**Source extract:**

——

Part three on ‘Fashion as excess’ starts with a chapter on the writing of the Venetian Benedictine nun Arcangela Tarabotti (d. 1652), focusing on her views on clothes and fashion in Paternal Tyranny and the Antisatira, a reply to Francesco Buoninsegni’s Contro il lusso donnesco (1638). Paulicelli discusses the ways in which Tarabotti’s writings on fashion connect with those on tyranny through the theme of deception. The final chapter centres on the Milanese Agostino Lampugnani’s La Carrozza da nolo, ovvero del vestire e usanze alla moda (The rented carriage, or of clothing and fashionable habits), first published in 1648. Paulicelli informs us that La Carrozza marks ‘the first appearance of the word moda in the Italian lexicon’ (p. 209). Indeed, one aspect of Lampugnani’s scholarship was a concern with Italian language and grammar. Lampugnani uses La Carrozza to lambast overly enthusiastic adherence to the excesses of fashion. He criticizes the latest fashions as not only being in bad taste but, in some instances, also French (p. 211)! A number of fashionable items are lined up for ridicule: the guardainfante or farthingale, high-heeled shoes worn by men, skin-tight breeches, wigs and moustaches, for example. For Lampugnani, la moda was a troubling in that it upset the normal rules linking what was seen to what was known.
It is here, with fashion as a disconcerting thing which takes away from identity, with Italians following French fashion and men and women seeking to appear that which they are not, that Paulicelli ends her book. Her conclusion is succinct, and does not form a separate chapter: ‘fashion establishes itself not only as a manifestation of everyday worldliness, but also of larger transformations in personal and collective identities, experiences of pleasure, eroticism and seduction, and ultimately of the politics of style’ (p. 222). In fact the book warrants a more comprehensive conclusion for whilst much of it focuses on writing fashion, and it is here that Paulicelli is at her most confident and persuasive, a large part of it also deals with the visual representation of fashion and with the ways in which image and text work together. It would have been useful to enquired more specifically into the potentially different ways in which written-fashion, image-fashion, and written- and image-fashion in conjunction effect certain ends or engender certain meanings. More reflection on this would have been welcome as, as noted at the beginning of this review, one of the challenges of researching and writing about fashion is the need for a multi-disciplinary approach. The relevance of images to a book entitled Writing Fashion calls out for explanation and a stronger methodological basis. Here, perhaps, I return to the issues brought into focus by the two reviews of Renaissance Clothing and the Materials of Memory, a book which inspired me when I was researching my first monograph: the strengths and weaknesses of interdisciplinarity. I need to declare an interest here in that I am an artist and art historian by training. My mind is drawn towards the visual and whilst we may commonly, for better or worse, speak of ‘reading’ images we do not, as a rule, speak of ‘writing’ them. Dress and fashion can and should be investigated using a number of different disciplines. The challenge is how to bring them together productively in order to expand our understanding. Paulicelli’s book forms part of this ongoing endeavour. The focus on ‘writing’ fashion allows the reader a fascinating insight into the ways in which dress shaped and was shaped by discourse which ranged much further than clothing the body.

——

**Your instructions:**
Using the review, explain why the reviewer thinks Paulicelli's book calls for a fuller conclusion.

Element placement data
——

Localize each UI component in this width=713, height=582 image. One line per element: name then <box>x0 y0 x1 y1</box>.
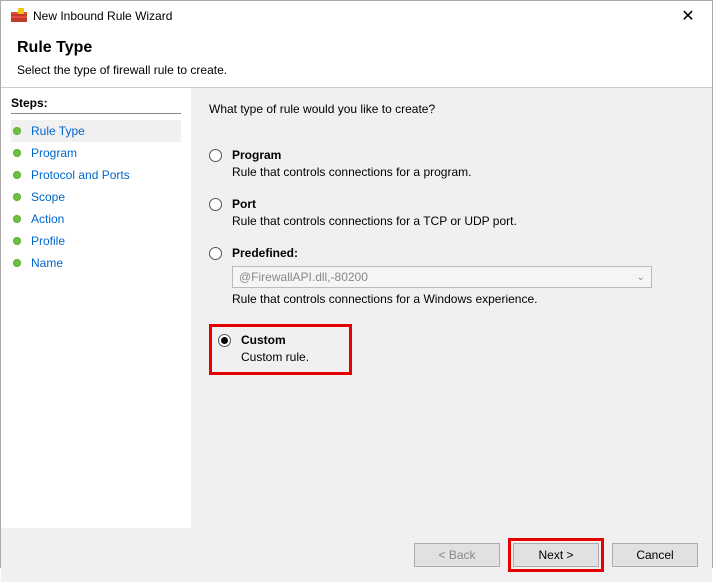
titlebar: New Inbound Rule Wizard ✕ <box>1 1 712 31</box>
dropdown-value: @FirewallAPI.dll,-80200 <box>239 270 368 284</box>
firewall-icon <box>11 8 27 24</box>
page-title: Rule Type <box>17 39 696 57</box>
chevron-down-icon: ⌄ <box>637 272 645 283</box>
bullet-icon <box>13 149 21 157</box>
question-text: What type of rule would you like to crea… <box>209 102 694 116</box>
option-program-desc: Rule that controls connections for a pro… <box>232 165 694 179</box>
back-button: < Back <box>414 543 500 567</box>
predefined-dropdown: @FirewallAPI.dll,-80200 ⌄ <box>232 266 652 288</box>
bullet-icon <box>13 259 21 267</box>
highlight-custom: Custom Custom rule. <box>209 324 352 375</box>
radio-port[interactable] <box>209 198 222 211</box>
bullet-icon <box>13 127 21 135</box>
step-label: Protocol and Ports <box>31 168 130 182</box>
option-custom-desc: Custom rule. <box>241 350 309 364</box>
option-port-title: Port <box>232 197 256 211</box>
bullet-icon <box>13 193 21 201</box>
step-label: Program <box>31 146 77 160</box>
step-program[interactable]: Program <box>11 142 181 164</box>
option-program[interactable]: Program Rule that controls connections f… <box>209 148 694 179</box>
steps-title: Steps: <box>11 96 181 114</box>
radio-program[interactable] <box>209 149 222 162</box>
step-label: Action <box>31 212 64 226</box>
step-label: Scope <box>31 190 65 204</box>
option-custom[interactable]: Custom Custom rule. <box>218 333 309 364</box>
bullet-icon <box>13 215 21 223</box>
close-icon[interactable]: ✕ <box>674 6 702 26</box>
wizard-header: Rule Type Select the type of firewall ru… <box>1 31 712 87</box>
option-predefined-title: Predefined: <box>232 246 298 260</box>
step-profile[interactable]: Profile <box>11 230 181 252</box>
steps-sidebar: Steps: Rule Type Program Protocol and Po… <box>1 88 191 528</box>
step-label: Profile <box>31 234 65 248</box>
page-subtitle: Select the type of firewall rule to crea… <box>17 63 696 77</box>
main-panel: What type of rule would you like to crea… <box>191 88 712 528</box>
step-scope[interactable]: Scope <box>11 186 181 208</box>
option-predefined-desc: Rule that controls connections for a Win… <box>232 292 694 306</box>
bullet-icon <box>13 171 21 179</box>
option-port[interactable]: Port Rule that controls connections for … <box>209 197 694 228</box>
option-predefined[interactable]: Predefined: @FirewallAPI.dll,-80200 ⌄ Ru… <box>209 246 694 306</box>
step-protocol-ports[interactable]: Protocol and Ports <box>11 164 181 186</box>
option-custom-title: Custom <box>241 333 286 347</box>
window-title: New Inbound Rule Wizard <box>33 9 674 23</box>
radio-predefined[interactable] <box>209 247 222 260</box>
next-button[interactable]: Next > <box>513 543 599 567</box>
radio-custom[interactable] <box>218 334 231 347</box>
step-rule-type[interactable]: Rule Type <box>11 120 181 142</box>
step-action[interactable]: Action <box>11 208 181 230</box>
option-program-title: Program <box>232 148 281 162</box>
step-label: Name <box>31 256 63 270</box>
bullet-icon <box>13 237 21 245</box>
step-name[interactable]: Name <box>11 252 181 274</box>
highlight-next: Next > <box>508 538 604 572</box>
cancel-button[interactable]: Cancel <box>612 543 698 567</box>
step-label: Rule Type <box>31 124 85 138</box>
option-port-desc: Rule that controls connections for a TCP… <box>232 214 694 228</box>
footer: < Back Next > Cancel <box>1 528 712 582</box>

——

**Solution to this problem:**
Much of the book is about writing fashion, where Paulicelli is most confident and persuasive. But a large part also covers how fashion is shown in pictures and how images and text work together, so the short conclusion doesn't cover the whole book.